Return the listing below exactly, with the pictures dropped.

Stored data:
++++++++

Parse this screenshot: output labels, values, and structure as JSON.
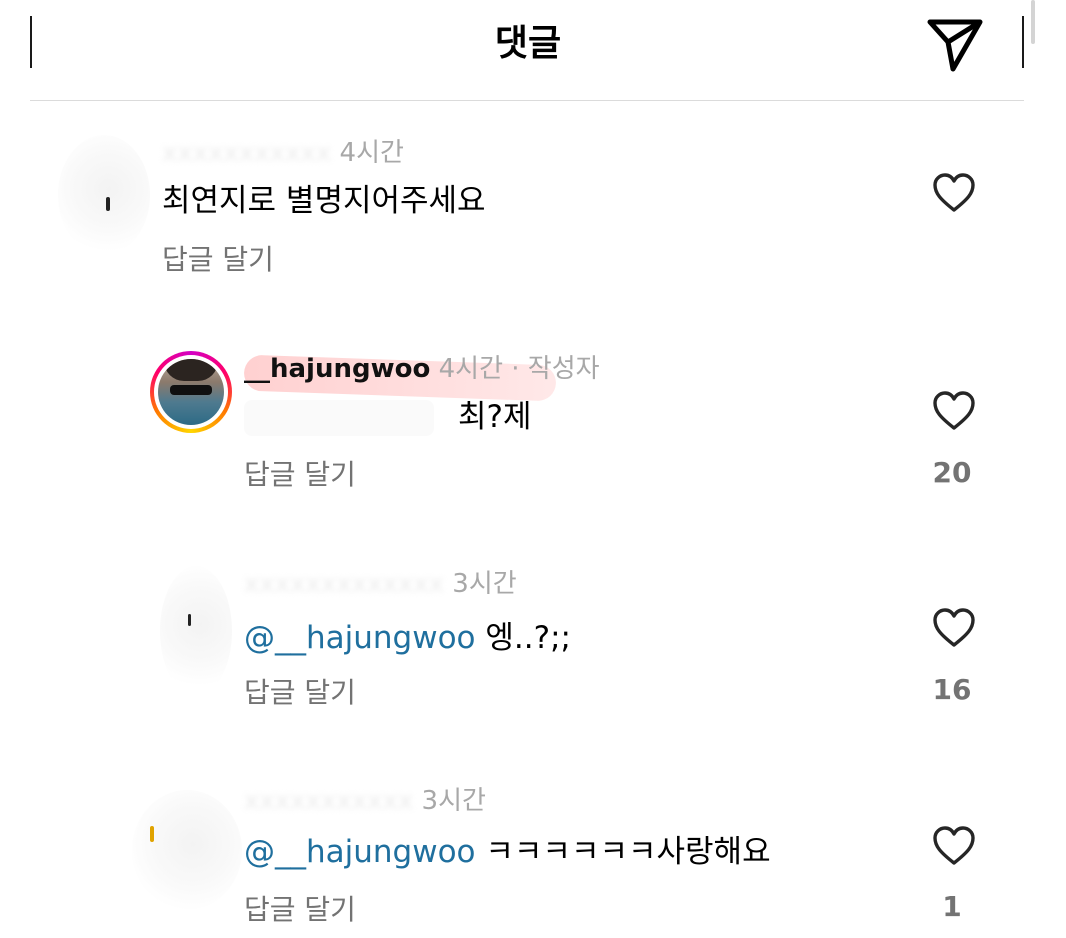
{
  "header": {
    "title": "댓글",
    "send_icon": "paper-plane-icon"
  },
  "comments": [
    {
      "username": "",
      "time": "4시간",
      "text": "최연지로 별명지어주세요",
      "reply_label": "답글 달기",
      "likes": ""
    },
    {
      "username": "__hajungwoo",
      "time": "4시간",
      "author_tag": "· 작성자",
      "text": "최?제",
      "reply_label": "답글 달기",
      "likes": "20"
    },
    {
      "username": "",
      "time": "3시간",
      "mention": "@__hajungwoo",
      "text": "엥..?;;",
      "reply_label": "답글 달기",
      "likes": "16"
    },
    {
      "username": "",
      "time": "3시간",
      "mention": "@__hajungwoo",
      "text": "ㅋㅋㅋㅋㅋㅋ사랑해요",
      "reply_label": "답글 달기",
      "likes": "1"
    }
  ],
  "icons": {
    "like": "heart-outline-icon"
  }
}
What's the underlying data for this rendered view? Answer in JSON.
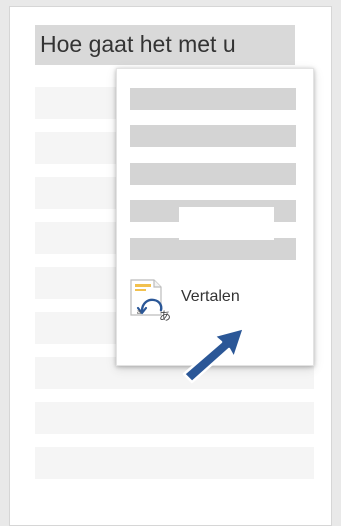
{
  "document": {
    "selected_text": "Hoe gaat het met u"
  },
  "context_menu": {
    "translate_label": "Vertalen",
    "translate_icon": "translate-icon"
  },
  "colors": {
    "selection": "#d9d9d9",
    "menu_placeholder": "#d4d4d4",
    "arrow": "#2b5797",
    "icon_accent": "#f2c14e"
  }
}
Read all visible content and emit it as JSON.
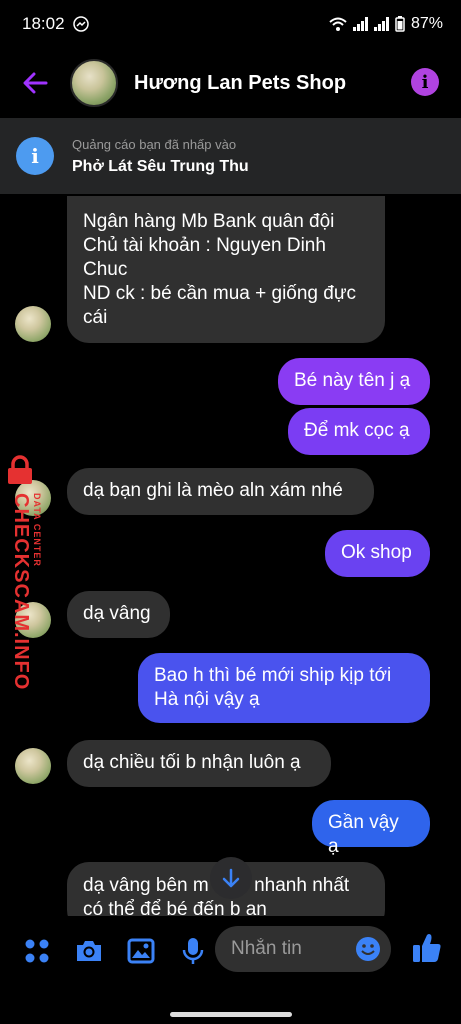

++++++++

• **EXERCISE OUTPUT**
Parse this screenshot: output labels, values, and structure as JSON.
{
  "header": {
    "title": "댓글",
    "send_icon": "paper-plane-icon"
  },
  "comments": [
    {
      "username": "",
      "time": "4시간",
      "text": "최연지로 별명지어주세요",
      "reply_label": "답글 달기",
      "likes": ""
    },
    {
      "username": "__hajungwoo",
      "time": "4시간",
      "author_tag": "· 작성자",
      "text": "최?제",
      "reply_label": "답글 달기",
      "likes": "20"
    },
    {
      "username": "",
      "time": "3시간",
      "mention": "@__hajungwoo",
      "text": "엥..?;;",
      "reply_label": "답글 달기",
      "likes": "16"
    },
    {
      "username": "",
      "time": "3시간",
      "mention": "@__hajungwoo",
      "text": "ㅋㅋㅋㅋㅋㅋ사랑해요",
      "reply_label": "답글 달기",
      "likes": "1"
    }
  ],
  "icons": {
    "like": "heart-outline-icon"
  }
}
What's the underlying data for this rendered view? Answer in JSON.
{
  "document": {
    "selected_text": "Hoe gaat het met u"
  },
  "context_menu": {
    "translate_label": "Vertalen",
    "translate_icon": "translate-icon"
  },
  "colors": {
    "selection": "#d9d9d9",
    "menu_placeholder": "#d4d4d4",
    "arrow": "#2b5797",
    "icon_accent": "#f2c14e"
  }
}
Read all visible content and emit it as JSON.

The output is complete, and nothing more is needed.